- _What is required_
Copy the entries below exactly. Images do not belong in the copy.

- _Data for this exercise_
━━━

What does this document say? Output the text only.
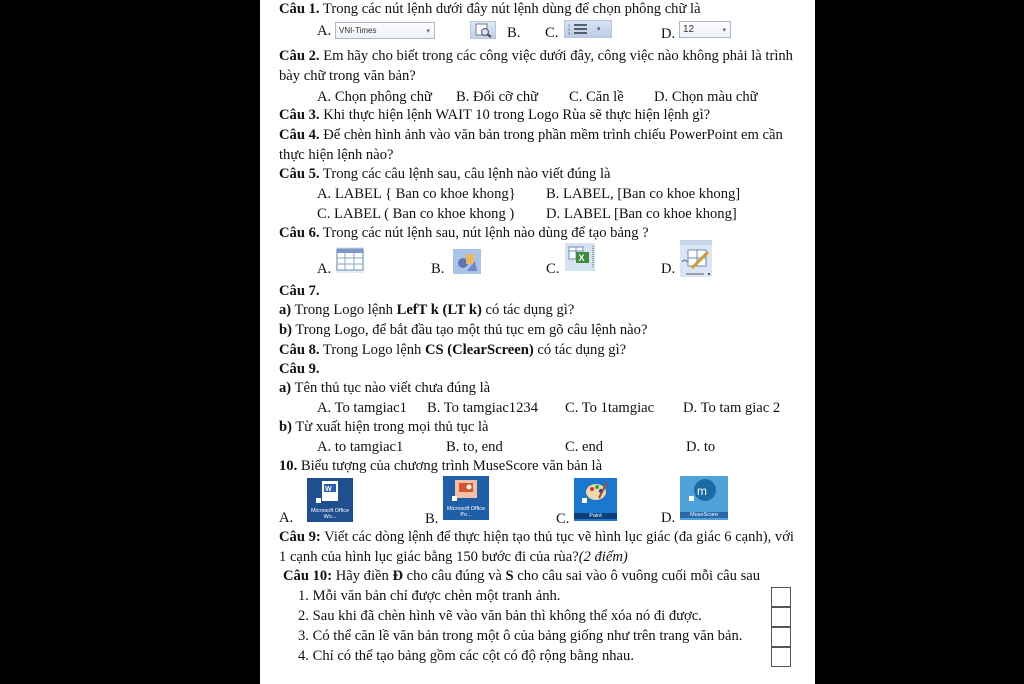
Câu 1. Trong các nút lệnh dưới đây nút lệnh dùng để chọn phông chữ là
A. VNI-Times	▾	B. C. 1
2
3
▾	D. 12	▾
Câu 2. Em hãy cho biết trong các công việc dưới đây, công việc nào không phải là trình
bày chữ trong văn bản?
A. Chọn phông chữ B. Đổi cỡ chữ C. Căn lề D. Chọn màu chữ
Câu 3. Khi thực hiện lệnh WAIT 10 trong Logo Rùa sẽ thực hiện lệnh gì?
Câu 4. Để chèn hình ảnh vào văn bản trong phần mềm trình chiếu PowerPoint em cần
thực hiện lệnh nào?
Câu 5. Trong các câu lệnh sau, câu lệnh nào viết đúng là
A. LABEL { Ban co khoe khong} B. LABEL, [Ban co khoe khong]
C. LABEL ( Ban co khoe khong ) D. LABEL [Ban co khoe khong]
Câu 6. Trong các nút lệnh sau, nút lệnh nào dùng để tạo bảng ?
A.	B.	C.
X
D.
Câu 7.
a) Trong Logo lệnh LefT k (LT k) có tác dụng gì?
b) Trong Logo, để bắt đầu tạo một thủ tục em gõ câu lệnh nào?
Câu 8. Trong Logo lệnh CS (ClearScreen) có tác dụng gì?
Câu 9.
a) Tên thủ tục nào viết chưa đúng là
A. To tamgiac1 B. To tamgiac1234 C. To 1tamgiac D. To tam giac 2
b) Từ xuất hiện trong mọi thủ tục là
A. to tamgiac1	B. to, end	C. end	D. to
10. Biểu tượng của chương trình MuseScore văn bản là
A.
W
Microsoft Office Wo...	B.
Microsoft Office Po...	C.	Paint	D.
m
MuseScore
Câu 9: Viết các dòng lệnh để thực hiện tạo thủ tục vẽ hình lục giác (đa giác 6 cạnh), với
1 cạnh của hình lục giác bằng 150 bước đi của rùa?(2 điểm)
Câu 10: Hãy điền Đ cho câu đúng và S cho câu sai vào ô vuông cuối mỗi câu sau
1. Mỗi văn bản chỉ được chèn một tranh ảnh.
2. Sau khi đã chèn hình vẽ vào văn bản thì không thể xóa nó đi được.
3. Có thể căn lề văn bản trong một ô của bảng giống như trên trang văn bản.
4. Chỉ có thể tạo bảng gồm các cột có độ rộng bằng nhau.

━━━

- _Task answer_
What does this document say? Output the text only.
Câu 1. Trong các nút lệnh dưới đây nút lệnh dùng để chọn phông chữ là
A. VNI-Times	▾	B. C. 1
2
3
▾	D. 12	▾
Câu 2. Em hãy cho biết trong các công việc dưới đây, công việc nào không phải là trình
bày chữ trong văn bản?
A. Chọn phông chữ B. Đổi cỡ chữ C. Căn lề D. Chọn màu chữ
Câu 3. Khi thực hiện lệnh WAIT 10 trong Logo Rùa sẽ thực hiện lệnh gì?
Câu 4. Để chèn hình ảnh vào văn bản trong phần mềm trình chiếu PowerPoint em cần
thực hiện lệnh nào?
Câu 5. Trong các câu lệnh sau, câu lệnh nào viết đúng là
A. LABEL { Ban co khoe khong} B. LABEL, [Ban co khoe khong]
C. LABEL ( Ban co khoe khong ) D. LABEL [Ban co khoe khong]
Câu 6. Trong các nút lệnh sau, nút lệnh nào dùng để tạo bảng ?
A.	B.	C.
X
D.
Câu 7.
a) Trong Logo lệnh LefT k (LT k) có tác dụng gì?
b) Trong Logo, để bắt đầu tạo một thủ tục em gõ câu lệnh nào?
Câu 8. Trong Logo lệnh CS (ClearScreen) có tác dụng gì?
Câu 9.
a) Tên thủ tục nào viết chưa đúng là
A. To tamgiac1 B. To tamgiac1234 C. To 1tamgiac D. To tam giac 2
b) Từ xuất hiện trong mọi thủ tục là
A. to tamgiac1	B. to, end	C. end	D. to
10. Biểu tượng của chương trình MuseScore văn bản là
A.
W
Microsoft Office Wo...	B.
Microsoft Office Po...	C.	Paint	D.
m
MuseScore
Câu 9: Viết các dòng lệnh để thực hiện tạo thủ tục vẽ hình lục giác (đa giác 6 cạnh), với
1 cạnh của hình lục giác bằng 150 bước đi của rùa?(2 điểm)
Câu 10: Hãy điền Đ cho câu đúng và S cho câu sai vào ô vuông cuối mỗi câu sau
1. Mỗi văn bản chỉ được chèn một tranh ảnh.
2. Sau khi đã chèn hình vẽ vào văn bản thì không thể xóa nó đi được.
3. Có thể căn lề văn bản trong một ô của bảng giống như trên trang văn bản.
4. Chỉ có thể tạo bảng gồm các cột có độ rộng bằng nhau.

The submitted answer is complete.